• [Required task]: Check every line of the entries that follow, and copy the ones containing "only".

• [Dataset excerpts]:
** start **

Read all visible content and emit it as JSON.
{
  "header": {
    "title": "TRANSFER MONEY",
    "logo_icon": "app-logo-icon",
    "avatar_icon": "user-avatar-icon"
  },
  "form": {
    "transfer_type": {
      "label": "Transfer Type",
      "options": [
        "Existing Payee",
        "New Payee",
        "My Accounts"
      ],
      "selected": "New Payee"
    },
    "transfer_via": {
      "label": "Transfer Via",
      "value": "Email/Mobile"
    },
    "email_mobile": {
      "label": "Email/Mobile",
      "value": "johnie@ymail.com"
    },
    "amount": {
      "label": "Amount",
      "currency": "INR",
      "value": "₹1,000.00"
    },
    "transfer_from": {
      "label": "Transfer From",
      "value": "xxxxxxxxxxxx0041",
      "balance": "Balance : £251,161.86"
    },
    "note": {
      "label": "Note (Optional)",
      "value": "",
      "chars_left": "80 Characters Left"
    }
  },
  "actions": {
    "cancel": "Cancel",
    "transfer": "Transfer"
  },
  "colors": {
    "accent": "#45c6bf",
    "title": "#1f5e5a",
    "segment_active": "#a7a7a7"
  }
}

** end **
** start **

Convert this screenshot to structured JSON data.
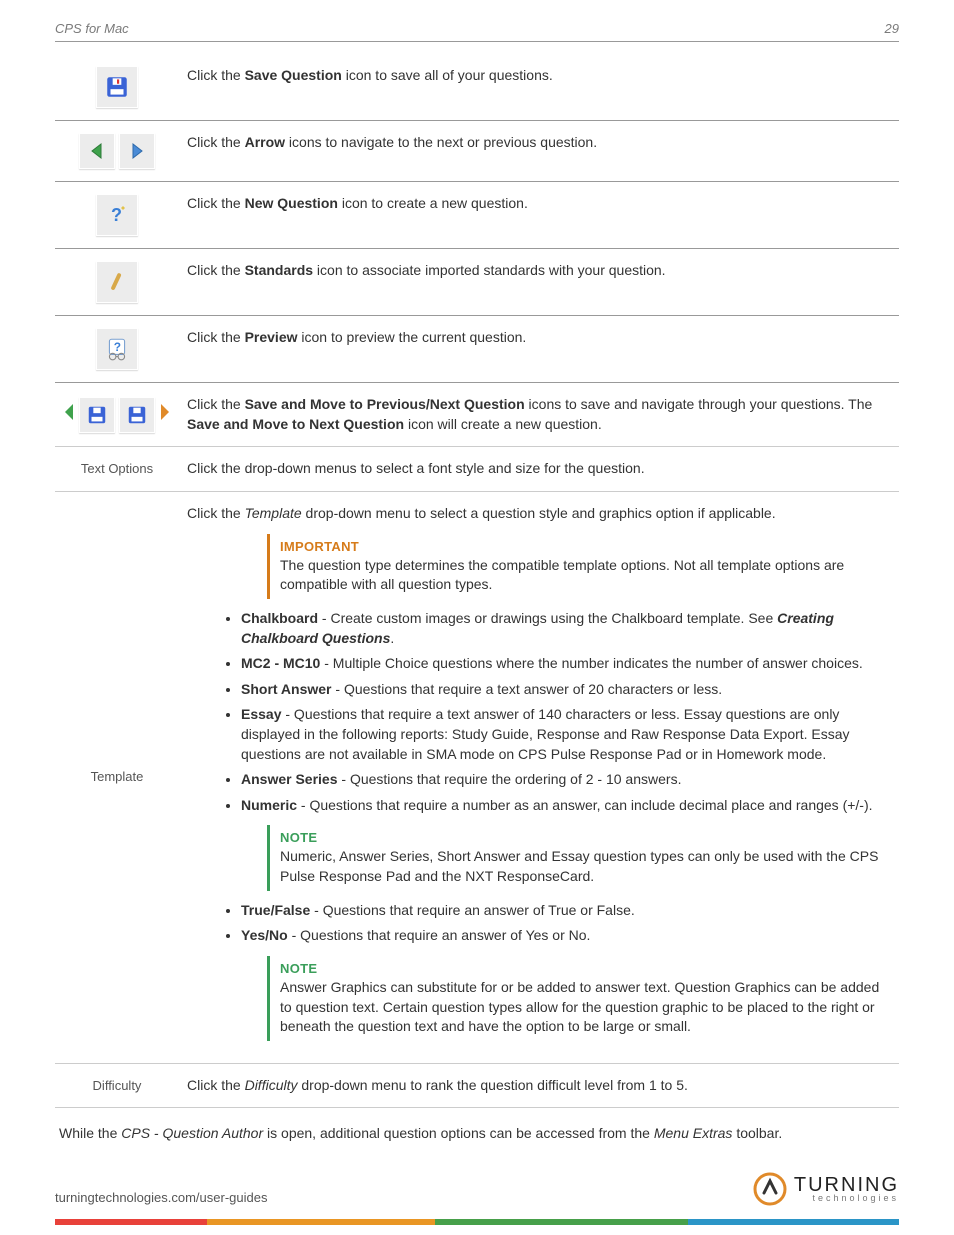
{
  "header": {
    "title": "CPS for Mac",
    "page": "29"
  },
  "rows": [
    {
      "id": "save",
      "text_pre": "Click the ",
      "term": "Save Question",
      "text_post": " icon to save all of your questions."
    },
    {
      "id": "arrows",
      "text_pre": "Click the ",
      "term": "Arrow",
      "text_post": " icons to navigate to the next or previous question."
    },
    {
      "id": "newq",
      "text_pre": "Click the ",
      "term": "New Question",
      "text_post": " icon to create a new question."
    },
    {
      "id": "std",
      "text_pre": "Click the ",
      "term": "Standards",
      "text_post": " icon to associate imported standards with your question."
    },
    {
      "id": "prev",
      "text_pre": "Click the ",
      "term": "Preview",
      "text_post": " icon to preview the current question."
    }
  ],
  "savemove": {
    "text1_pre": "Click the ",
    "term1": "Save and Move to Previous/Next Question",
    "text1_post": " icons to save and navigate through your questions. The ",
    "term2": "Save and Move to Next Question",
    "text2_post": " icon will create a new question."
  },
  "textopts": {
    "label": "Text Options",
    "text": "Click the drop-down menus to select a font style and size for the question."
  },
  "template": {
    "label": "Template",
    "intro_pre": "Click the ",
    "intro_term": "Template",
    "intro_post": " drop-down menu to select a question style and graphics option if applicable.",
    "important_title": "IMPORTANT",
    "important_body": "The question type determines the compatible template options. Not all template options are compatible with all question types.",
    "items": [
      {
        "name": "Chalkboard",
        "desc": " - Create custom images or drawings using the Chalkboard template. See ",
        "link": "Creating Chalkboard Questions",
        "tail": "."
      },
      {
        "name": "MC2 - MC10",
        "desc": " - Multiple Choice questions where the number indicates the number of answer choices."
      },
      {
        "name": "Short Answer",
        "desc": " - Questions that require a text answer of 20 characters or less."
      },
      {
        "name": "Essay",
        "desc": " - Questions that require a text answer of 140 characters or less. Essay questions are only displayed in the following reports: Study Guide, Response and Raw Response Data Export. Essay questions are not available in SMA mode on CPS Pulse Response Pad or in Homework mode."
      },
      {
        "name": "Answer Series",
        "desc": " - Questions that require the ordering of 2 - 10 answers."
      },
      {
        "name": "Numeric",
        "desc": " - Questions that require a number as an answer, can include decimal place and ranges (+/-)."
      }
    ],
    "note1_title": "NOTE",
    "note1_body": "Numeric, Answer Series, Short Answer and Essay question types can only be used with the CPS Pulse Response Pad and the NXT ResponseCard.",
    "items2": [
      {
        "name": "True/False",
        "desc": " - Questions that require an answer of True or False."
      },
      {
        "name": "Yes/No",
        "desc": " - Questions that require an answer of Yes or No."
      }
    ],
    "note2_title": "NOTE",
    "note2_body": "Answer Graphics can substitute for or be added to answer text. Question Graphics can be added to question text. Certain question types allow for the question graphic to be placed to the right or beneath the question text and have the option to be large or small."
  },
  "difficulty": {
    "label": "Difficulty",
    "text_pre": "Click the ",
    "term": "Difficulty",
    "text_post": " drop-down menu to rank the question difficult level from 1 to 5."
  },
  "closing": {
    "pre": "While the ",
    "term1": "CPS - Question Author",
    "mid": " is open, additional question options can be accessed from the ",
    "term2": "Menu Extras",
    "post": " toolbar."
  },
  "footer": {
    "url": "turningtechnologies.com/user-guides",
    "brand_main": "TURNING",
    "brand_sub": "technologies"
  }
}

** end **

• [Solution to this problem]:
        "desc": " - Questions that require a text answer of 140 characters or less. Essay questions are only displayed in the following reports: Study Guide, Response and Raw Response Data Export. Essay questions are not available in SMA mode on CPS Pulse Response Pad or in Homework mode."
    "note1_body": "Numeric, Answer Series, Short Answer and Essay question types can only be used with the CPS Pulse Response Pad and the NXT ResponseCard.",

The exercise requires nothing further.